WHAT THE TASK REQUIRES —
Report the number of lines that include "Behavior", with no additional text.
--- start DATA LISTING ---
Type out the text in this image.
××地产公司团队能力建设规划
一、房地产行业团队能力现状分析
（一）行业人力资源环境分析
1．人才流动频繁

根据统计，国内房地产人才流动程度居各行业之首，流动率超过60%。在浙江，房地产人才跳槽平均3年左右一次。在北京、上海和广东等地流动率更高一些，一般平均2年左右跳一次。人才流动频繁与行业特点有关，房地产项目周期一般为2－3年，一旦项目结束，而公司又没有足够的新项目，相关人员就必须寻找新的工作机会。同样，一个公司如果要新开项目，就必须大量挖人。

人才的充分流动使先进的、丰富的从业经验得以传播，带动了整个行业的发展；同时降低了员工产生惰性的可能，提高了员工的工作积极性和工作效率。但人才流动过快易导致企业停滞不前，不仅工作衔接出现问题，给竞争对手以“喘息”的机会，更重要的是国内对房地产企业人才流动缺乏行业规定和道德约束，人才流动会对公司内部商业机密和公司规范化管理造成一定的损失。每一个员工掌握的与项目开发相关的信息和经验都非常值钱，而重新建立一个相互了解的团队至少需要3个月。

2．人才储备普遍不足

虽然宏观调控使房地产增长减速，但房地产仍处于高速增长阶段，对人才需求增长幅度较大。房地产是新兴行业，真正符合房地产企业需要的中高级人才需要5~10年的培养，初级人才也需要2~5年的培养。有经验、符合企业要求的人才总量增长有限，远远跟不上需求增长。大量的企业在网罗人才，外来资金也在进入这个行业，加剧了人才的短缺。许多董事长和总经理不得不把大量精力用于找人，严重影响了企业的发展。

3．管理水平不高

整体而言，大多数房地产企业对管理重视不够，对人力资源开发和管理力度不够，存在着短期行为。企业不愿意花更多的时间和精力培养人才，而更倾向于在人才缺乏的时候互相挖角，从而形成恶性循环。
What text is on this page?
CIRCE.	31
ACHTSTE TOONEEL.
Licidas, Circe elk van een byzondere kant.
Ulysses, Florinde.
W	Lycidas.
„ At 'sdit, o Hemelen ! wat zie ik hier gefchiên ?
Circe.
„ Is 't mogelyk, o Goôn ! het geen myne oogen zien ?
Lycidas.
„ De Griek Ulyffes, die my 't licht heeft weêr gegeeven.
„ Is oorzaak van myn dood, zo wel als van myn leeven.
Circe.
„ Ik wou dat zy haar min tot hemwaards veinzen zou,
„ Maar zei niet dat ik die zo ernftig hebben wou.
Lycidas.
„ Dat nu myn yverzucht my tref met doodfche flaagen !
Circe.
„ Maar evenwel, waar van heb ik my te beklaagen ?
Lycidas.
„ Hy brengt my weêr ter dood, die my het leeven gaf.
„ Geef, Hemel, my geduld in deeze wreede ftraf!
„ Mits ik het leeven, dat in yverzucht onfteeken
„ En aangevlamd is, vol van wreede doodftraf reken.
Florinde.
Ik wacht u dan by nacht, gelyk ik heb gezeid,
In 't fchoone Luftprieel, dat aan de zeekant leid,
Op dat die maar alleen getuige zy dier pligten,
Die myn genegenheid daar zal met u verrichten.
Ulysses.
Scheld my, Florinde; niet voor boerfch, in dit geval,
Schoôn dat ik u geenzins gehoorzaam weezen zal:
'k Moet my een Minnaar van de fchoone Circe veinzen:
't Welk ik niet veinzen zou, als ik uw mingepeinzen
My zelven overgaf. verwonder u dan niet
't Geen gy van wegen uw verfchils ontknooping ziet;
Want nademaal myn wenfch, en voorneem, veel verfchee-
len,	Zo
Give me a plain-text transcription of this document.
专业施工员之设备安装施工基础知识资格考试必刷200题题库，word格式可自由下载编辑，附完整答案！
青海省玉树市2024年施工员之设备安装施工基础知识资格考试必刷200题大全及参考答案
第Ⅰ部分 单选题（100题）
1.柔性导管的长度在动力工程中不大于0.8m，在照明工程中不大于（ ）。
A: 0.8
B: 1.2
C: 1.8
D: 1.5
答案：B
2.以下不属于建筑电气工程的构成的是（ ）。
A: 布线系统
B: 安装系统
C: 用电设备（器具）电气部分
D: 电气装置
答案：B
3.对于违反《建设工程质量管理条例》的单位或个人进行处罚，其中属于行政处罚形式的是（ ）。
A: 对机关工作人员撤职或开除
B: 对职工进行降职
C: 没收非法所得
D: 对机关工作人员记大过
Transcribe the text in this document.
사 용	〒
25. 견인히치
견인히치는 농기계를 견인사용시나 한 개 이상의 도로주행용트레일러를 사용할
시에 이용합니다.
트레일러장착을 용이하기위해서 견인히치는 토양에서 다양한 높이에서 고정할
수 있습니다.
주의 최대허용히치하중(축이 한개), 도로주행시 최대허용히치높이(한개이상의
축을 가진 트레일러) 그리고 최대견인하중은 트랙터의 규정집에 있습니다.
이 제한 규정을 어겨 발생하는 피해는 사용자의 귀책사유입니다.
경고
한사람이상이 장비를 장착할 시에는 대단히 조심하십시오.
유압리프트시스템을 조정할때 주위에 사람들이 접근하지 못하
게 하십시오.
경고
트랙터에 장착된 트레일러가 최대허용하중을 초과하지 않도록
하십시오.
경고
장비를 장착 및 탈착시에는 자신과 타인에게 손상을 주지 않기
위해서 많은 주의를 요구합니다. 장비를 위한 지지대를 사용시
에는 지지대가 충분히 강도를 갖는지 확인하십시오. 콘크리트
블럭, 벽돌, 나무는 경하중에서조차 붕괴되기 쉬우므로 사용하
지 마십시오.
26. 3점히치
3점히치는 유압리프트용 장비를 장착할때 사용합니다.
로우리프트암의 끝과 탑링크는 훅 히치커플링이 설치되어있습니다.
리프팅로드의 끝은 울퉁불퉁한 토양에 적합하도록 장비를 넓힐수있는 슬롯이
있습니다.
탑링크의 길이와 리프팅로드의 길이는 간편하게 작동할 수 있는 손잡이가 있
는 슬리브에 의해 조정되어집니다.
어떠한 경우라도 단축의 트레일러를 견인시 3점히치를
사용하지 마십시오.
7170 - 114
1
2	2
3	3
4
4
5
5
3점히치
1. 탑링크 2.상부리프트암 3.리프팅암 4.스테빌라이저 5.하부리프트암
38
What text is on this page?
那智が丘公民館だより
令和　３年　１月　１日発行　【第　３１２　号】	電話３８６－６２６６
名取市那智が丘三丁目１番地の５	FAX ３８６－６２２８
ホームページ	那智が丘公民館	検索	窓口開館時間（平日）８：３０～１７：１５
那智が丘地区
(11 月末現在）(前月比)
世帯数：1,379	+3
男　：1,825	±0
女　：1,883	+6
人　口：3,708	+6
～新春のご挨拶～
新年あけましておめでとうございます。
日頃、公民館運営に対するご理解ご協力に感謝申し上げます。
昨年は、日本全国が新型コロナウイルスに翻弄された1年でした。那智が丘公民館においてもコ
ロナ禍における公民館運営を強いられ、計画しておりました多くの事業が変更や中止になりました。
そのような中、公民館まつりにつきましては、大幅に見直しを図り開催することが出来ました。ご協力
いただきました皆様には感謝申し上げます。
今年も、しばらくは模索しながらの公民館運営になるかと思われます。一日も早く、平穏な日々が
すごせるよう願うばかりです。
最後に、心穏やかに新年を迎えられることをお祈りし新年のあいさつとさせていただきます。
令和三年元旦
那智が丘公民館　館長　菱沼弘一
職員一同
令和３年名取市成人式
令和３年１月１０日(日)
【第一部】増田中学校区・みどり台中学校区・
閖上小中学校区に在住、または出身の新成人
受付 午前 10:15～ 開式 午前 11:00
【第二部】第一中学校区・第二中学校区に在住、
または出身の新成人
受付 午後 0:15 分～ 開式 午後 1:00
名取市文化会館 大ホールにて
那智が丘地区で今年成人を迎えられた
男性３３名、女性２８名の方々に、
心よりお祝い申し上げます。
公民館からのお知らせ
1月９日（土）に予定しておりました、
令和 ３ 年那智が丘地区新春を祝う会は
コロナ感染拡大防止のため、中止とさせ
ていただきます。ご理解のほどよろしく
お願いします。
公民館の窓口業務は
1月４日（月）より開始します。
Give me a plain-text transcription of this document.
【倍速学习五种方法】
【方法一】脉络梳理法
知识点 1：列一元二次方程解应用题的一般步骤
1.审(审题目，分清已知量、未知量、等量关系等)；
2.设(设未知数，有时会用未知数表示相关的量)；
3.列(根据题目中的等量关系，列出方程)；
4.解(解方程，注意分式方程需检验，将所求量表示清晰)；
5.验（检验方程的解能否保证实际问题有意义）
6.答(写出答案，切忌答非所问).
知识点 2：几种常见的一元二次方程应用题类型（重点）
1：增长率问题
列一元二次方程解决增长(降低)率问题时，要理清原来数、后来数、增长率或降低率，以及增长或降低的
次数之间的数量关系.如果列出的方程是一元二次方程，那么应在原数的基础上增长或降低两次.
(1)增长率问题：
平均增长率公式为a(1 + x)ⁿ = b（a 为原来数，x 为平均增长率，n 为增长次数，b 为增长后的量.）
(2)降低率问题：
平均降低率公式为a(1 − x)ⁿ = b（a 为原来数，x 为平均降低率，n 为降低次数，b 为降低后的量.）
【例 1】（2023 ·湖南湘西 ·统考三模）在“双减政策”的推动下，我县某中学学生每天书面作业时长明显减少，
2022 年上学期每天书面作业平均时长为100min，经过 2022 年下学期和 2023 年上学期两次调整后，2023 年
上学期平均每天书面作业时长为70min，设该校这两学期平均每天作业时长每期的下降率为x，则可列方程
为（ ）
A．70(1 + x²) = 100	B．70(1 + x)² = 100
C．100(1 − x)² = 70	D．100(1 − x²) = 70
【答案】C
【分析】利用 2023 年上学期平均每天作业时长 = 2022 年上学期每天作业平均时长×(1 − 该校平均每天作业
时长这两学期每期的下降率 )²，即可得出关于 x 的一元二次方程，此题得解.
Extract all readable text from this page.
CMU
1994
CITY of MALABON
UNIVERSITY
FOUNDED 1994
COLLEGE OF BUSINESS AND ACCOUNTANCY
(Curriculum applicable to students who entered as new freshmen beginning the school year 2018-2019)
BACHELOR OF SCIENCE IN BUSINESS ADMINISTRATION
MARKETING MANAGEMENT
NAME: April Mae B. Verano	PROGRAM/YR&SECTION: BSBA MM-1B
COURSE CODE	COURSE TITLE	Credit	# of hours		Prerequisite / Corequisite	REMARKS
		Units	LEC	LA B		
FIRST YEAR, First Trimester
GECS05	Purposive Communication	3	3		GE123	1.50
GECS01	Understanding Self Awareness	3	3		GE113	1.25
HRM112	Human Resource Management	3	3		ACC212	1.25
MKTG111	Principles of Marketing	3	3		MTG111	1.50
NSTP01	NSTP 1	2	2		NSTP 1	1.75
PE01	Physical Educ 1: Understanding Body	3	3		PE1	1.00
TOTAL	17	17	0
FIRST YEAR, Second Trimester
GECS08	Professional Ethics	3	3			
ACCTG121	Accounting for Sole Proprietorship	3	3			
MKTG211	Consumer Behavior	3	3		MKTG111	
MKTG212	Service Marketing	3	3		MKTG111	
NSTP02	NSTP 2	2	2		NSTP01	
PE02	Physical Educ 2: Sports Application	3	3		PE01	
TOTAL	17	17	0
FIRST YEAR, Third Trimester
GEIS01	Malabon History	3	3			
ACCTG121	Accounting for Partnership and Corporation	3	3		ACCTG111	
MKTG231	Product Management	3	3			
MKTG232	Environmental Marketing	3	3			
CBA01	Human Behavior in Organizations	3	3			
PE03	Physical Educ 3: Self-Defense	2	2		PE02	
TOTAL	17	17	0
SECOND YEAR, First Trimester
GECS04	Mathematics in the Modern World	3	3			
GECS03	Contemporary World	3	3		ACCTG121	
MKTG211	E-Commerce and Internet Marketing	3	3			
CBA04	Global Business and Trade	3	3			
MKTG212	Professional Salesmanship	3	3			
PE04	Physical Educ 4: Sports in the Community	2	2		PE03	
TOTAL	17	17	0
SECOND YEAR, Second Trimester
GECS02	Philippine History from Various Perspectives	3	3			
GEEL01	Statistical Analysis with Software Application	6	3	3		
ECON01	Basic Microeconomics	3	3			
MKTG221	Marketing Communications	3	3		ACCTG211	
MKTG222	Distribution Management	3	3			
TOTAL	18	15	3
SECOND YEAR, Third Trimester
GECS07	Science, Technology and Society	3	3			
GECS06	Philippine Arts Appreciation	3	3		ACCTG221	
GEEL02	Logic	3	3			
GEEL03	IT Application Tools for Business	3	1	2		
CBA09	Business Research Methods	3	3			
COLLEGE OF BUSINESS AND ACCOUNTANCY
--- end DATA LISTING ---
ANSWER TO THE PROBLEM —
2